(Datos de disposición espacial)

╭──

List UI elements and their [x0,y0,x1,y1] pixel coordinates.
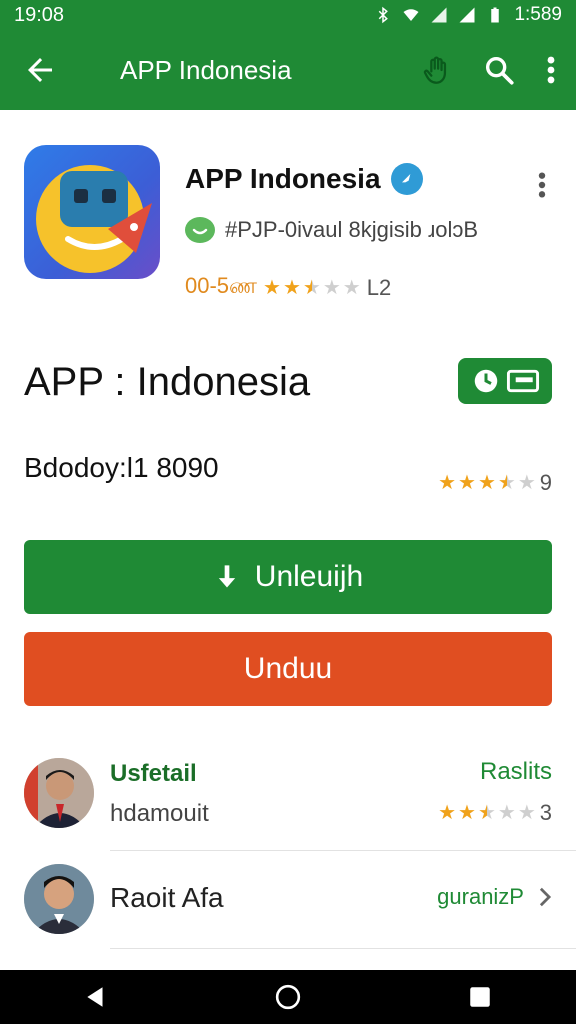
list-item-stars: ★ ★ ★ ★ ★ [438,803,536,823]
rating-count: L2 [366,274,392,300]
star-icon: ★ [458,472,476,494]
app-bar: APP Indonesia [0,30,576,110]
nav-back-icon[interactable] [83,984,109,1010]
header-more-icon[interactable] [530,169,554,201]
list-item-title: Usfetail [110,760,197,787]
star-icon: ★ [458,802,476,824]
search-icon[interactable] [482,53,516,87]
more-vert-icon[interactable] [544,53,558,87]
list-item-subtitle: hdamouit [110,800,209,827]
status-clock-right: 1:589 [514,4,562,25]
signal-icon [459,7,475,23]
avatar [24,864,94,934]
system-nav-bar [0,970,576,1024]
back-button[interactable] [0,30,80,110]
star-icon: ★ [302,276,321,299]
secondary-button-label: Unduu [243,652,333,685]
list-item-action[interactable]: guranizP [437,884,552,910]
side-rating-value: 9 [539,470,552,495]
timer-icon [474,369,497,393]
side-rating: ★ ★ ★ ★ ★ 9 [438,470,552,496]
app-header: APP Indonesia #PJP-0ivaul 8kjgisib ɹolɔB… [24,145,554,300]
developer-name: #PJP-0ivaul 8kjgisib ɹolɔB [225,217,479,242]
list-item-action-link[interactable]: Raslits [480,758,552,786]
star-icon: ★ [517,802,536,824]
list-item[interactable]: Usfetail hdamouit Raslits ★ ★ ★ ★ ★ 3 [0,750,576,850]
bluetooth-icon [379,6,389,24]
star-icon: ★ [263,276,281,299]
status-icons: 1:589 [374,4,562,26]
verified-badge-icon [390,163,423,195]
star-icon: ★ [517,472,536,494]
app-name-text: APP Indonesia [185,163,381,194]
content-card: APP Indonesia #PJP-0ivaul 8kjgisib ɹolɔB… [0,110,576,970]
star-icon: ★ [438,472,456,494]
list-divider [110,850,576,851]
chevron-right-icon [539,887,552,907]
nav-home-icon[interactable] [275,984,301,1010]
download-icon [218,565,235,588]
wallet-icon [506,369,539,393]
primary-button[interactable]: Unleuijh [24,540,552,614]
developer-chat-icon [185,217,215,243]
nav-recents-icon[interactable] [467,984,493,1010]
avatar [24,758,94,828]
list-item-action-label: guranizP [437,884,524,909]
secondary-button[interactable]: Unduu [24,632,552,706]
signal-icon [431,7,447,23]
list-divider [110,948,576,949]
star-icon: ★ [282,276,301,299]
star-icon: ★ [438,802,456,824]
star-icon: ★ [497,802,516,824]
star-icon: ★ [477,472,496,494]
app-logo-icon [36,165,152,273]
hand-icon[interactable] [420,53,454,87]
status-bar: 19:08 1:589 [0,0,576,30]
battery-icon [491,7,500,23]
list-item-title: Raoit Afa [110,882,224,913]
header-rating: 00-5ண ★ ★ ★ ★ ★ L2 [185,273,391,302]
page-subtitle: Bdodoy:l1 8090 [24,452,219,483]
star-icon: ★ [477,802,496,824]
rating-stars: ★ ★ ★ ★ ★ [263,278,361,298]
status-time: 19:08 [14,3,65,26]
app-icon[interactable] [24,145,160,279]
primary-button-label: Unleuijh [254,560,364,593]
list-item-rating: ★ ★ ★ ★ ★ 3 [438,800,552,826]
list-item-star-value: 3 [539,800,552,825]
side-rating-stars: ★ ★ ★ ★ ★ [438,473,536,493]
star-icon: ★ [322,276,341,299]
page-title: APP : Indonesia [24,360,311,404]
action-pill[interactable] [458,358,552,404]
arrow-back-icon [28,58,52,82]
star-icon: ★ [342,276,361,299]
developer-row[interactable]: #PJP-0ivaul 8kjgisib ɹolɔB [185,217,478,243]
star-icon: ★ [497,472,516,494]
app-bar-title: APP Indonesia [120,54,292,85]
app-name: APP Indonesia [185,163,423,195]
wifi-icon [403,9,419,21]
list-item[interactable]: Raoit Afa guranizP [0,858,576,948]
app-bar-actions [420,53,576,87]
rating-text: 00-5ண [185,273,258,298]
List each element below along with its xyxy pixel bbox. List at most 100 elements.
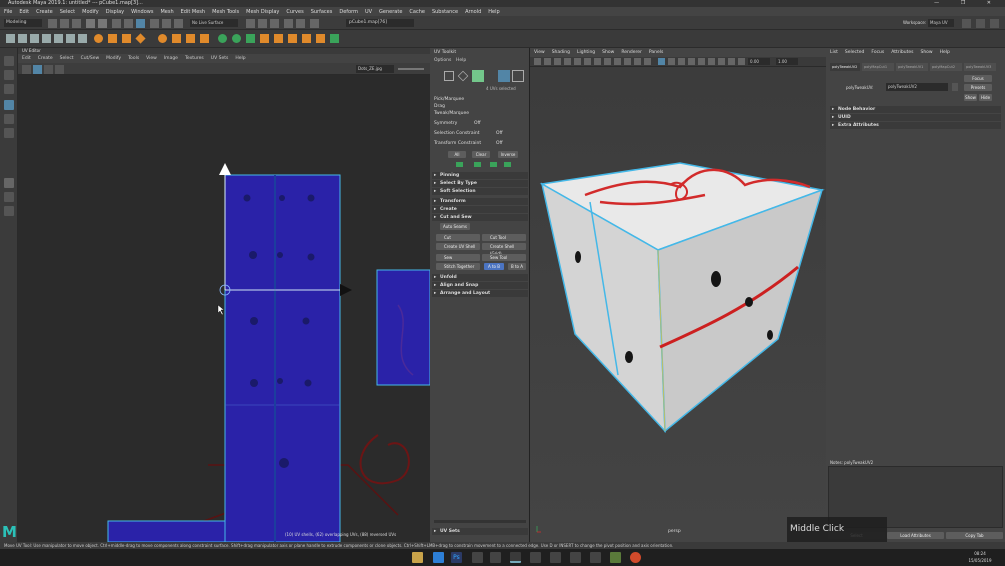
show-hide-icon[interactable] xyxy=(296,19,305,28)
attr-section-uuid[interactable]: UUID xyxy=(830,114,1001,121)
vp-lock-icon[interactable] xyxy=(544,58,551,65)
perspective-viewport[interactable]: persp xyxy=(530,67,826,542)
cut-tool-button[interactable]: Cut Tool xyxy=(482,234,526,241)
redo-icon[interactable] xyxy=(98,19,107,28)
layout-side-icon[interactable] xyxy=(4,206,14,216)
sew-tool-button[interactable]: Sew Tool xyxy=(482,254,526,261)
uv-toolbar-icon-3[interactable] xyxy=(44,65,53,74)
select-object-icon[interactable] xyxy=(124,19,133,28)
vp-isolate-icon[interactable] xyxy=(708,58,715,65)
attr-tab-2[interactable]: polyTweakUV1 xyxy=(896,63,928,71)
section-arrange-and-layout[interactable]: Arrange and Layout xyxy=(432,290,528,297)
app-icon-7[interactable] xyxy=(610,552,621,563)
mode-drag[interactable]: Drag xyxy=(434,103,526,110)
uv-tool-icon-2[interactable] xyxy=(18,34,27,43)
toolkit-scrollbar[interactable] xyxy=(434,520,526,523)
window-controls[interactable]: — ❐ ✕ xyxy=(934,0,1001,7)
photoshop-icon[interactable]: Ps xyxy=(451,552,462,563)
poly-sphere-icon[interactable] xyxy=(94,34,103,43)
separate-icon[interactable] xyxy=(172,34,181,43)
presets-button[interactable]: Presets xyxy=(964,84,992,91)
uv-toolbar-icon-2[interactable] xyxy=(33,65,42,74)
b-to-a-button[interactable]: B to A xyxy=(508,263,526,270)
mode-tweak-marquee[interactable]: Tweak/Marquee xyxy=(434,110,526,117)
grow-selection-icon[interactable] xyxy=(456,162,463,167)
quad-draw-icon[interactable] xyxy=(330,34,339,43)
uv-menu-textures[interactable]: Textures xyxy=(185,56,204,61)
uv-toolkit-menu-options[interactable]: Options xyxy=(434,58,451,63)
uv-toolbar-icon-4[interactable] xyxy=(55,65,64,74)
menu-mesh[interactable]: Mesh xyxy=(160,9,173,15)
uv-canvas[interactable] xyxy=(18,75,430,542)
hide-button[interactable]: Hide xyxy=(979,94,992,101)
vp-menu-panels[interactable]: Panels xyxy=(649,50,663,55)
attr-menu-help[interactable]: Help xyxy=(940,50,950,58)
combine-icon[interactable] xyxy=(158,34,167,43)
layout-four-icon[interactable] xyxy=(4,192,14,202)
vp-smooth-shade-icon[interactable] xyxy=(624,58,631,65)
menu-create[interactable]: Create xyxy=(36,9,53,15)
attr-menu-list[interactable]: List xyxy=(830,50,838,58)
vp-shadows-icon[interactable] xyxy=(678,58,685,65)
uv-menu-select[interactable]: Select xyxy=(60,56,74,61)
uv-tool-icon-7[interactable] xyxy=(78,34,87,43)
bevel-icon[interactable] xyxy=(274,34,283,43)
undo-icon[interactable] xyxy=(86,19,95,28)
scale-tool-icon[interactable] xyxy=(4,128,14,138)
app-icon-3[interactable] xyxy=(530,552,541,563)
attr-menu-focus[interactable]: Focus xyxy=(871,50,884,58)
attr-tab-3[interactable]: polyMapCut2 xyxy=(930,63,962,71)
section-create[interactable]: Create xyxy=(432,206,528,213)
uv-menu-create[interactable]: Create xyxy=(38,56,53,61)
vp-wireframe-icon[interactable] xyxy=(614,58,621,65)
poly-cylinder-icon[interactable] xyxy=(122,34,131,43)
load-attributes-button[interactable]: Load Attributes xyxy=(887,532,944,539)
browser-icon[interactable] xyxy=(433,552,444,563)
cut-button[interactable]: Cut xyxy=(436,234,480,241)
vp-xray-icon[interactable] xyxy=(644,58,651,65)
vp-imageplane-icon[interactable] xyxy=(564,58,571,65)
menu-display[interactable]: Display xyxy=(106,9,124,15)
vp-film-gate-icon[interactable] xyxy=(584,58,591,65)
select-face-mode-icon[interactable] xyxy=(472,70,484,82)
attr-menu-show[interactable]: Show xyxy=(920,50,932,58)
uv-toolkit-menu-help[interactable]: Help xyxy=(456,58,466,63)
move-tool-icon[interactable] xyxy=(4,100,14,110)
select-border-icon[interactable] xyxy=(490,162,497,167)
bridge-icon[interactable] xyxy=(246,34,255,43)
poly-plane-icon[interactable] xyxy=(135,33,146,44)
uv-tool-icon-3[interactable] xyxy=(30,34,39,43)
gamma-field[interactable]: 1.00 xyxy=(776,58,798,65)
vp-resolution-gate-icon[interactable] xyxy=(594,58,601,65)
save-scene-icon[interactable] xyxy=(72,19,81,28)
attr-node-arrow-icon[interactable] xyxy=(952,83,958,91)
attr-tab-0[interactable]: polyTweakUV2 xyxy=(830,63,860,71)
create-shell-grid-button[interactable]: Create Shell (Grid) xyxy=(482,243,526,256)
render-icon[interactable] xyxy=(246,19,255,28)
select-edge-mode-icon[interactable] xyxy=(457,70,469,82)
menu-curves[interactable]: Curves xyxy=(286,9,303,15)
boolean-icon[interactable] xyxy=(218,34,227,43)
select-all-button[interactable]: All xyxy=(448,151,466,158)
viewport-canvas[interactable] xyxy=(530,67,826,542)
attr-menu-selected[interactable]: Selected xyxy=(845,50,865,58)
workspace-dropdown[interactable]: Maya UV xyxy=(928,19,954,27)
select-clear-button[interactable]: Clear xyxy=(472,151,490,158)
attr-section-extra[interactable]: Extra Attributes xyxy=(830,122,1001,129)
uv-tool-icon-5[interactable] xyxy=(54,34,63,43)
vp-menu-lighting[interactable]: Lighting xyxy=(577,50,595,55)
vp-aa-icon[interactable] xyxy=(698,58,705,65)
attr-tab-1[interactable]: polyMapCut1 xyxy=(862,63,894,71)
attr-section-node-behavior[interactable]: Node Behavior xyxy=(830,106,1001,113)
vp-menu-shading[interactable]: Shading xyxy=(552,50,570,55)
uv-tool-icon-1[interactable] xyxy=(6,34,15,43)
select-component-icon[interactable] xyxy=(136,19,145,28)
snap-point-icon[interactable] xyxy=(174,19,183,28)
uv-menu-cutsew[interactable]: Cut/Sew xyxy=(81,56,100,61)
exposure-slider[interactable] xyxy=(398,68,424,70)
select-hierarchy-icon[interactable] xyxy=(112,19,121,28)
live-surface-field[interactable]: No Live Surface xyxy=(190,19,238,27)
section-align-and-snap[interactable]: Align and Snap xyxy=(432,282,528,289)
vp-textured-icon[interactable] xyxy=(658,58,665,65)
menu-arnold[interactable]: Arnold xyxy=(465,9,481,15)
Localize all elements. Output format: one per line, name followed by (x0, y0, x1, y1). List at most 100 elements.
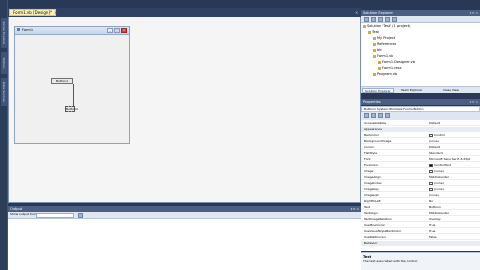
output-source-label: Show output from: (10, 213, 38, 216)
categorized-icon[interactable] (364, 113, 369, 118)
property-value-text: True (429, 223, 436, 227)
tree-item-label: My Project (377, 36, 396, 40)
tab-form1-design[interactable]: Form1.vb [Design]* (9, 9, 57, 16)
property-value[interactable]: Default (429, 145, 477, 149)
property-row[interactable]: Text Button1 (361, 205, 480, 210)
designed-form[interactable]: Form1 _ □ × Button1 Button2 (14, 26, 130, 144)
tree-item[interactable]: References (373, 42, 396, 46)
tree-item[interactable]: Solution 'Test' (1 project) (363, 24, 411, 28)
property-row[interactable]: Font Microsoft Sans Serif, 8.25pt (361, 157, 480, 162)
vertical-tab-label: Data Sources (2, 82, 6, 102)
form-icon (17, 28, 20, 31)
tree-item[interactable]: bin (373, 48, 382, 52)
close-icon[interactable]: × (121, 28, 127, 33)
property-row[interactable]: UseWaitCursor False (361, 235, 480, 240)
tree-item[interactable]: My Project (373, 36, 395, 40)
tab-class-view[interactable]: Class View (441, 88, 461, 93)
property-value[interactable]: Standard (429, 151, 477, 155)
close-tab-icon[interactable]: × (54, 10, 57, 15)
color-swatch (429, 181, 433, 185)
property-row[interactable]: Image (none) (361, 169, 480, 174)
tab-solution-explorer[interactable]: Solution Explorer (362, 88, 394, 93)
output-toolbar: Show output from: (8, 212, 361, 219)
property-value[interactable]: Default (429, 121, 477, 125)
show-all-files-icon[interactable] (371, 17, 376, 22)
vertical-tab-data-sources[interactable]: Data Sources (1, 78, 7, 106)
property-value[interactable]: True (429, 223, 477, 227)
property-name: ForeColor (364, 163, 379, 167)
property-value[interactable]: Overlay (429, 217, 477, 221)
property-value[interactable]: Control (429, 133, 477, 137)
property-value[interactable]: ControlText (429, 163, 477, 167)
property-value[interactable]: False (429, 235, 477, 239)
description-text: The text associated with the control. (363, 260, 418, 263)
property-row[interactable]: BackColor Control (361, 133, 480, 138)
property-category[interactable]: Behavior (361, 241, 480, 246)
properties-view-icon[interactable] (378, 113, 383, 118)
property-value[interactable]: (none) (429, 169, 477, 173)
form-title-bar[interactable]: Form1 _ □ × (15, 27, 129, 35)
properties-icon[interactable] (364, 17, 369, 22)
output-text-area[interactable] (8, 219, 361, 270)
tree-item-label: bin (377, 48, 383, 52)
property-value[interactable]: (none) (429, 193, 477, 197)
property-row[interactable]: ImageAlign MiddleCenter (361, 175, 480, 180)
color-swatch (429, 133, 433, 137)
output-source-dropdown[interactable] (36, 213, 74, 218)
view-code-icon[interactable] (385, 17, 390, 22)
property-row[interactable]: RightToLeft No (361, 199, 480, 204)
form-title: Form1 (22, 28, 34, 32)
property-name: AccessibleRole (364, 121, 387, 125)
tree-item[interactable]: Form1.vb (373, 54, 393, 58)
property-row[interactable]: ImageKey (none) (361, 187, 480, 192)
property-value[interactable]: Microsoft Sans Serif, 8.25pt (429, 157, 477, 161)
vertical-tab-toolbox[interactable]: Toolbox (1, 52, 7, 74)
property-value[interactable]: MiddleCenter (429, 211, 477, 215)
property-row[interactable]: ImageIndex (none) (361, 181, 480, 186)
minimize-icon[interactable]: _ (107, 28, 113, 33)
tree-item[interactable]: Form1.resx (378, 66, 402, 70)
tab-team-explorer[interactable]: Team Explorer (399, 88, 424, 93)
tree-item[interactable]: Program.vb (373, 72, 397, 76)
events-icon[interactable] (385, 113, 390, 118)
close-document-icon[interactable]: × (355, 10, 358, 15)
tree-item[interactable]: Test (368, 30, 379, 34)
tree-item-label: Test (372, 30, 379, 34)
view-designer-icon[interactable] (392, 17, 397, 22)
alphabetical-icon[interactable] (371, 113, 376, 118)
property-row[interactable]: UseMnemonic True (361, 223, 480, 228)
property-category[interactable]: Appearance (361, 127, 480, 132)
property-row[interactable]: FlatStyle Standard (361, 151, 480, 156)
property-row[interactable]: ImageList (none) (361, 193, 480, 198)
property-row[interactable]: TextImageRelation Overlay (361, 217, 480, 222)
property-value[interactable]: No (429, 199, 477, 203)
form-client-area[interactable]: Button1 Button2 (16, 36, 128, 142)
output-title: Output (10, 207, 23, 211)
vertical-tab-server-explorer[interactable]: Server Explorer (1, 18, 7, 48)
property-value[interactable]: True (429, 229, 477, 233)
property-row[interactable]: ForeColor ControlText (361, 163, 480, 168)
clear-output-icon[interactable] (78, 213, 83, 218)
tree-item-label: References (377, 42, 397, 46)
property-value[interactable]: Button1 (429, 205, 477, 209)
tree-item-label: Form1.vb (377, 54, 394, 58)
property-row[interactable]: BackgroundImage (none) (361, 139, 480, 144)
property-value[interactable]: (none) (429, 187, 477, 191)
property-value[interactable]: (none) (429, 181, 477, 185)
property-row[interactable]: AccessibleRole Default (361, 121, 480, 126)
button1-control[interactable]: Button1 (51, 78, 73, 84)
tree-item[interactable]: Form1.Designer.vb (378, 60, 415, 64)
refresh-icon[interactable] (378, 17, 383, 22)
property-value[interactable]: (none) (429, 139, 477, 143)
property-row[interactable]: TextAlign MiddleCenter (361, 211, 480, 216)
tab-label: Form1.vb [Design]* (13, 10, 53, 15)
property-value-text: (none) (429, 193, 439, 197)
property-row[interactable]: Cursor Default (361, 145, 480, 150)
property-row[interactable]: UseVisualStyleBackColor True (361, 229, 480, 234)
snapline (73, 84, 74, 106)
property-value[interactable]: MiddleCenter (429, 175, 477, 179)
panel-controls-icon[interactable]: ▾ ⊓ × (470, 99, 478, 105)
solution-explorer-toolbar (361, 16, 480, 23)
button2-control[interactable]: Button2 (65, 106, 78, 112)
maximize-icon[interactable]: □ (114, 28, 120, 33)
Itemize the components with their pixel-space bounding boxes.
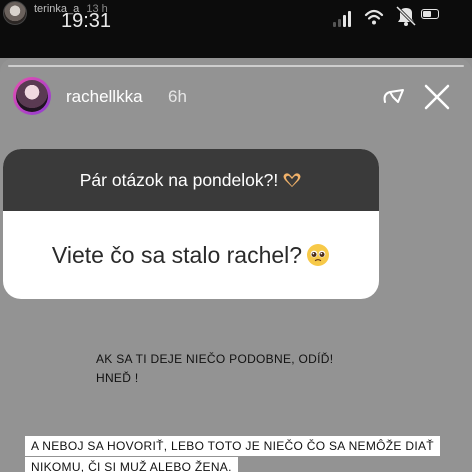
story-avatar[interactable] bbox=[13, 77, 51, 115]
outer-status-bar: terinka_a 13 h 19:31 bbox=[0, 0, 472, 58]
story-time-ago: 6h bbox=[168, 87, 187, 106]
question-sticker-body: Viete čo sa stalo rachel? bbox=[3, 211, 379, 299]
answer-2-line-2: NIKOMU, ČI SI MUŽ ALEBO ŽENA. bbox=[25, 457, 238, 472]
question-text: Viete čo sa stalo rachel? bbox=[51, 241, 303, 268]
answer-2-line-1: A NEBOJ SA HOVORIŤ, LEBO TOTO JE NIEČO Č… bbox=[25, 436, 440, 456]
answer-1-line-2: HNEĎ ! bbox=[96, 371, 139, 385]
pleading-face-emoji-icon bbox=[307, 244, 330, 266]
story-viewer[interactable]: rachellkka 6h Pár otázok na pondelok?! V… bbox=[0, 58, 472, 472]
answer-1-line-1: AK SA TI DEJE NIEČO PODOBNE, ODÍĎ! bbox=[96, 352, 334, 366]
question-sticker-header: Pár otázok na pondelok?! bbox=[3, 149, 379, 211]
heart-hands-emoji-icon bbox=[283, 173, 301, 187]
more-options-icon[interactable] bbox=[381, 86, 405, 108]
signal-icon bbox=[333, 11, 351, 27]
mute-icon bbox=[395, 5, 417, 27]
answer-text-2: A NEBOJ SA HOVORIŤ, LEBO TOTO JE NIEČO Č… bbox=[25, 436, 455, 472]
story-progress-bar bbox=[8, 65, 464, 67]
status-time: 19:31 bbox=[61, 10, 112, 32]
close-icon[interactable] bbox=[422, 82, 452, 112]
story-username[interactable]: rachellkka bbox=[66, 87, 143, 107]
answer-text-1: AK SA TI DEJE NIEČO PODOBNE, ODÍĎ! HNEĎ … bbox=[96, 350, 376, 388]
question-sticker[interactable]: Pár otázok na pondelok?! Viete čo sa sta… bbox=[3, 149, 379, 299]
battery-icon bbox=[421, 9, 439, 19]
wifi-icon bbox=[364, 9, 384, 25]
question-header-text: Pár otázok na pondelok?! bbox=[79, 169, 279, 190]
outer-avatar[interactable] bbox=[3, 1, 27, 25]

╰──

▶ [En qué consiste] Reproduce sin cambios el tramo que empieza con la fila que contiene "story-avatar[interactable] bbox=[13, 77, 51, 115]" y termina con la fila que contiene "question-sticker-body: Viete čo", ambas incluidas.

▶ [La respuesta]
story-avatar[interactable] bbox=[13, 77, 51, 115]
outer-status-bar: terinka_a 13 h 19:31 bbox=[0, 0, 472, 58]
story-time-ago: 6h bbox=[168, 87, 187, 106]
question-sticker-body: Viete čo sa stalo rachel? bbox=[3, 211, 379, 299]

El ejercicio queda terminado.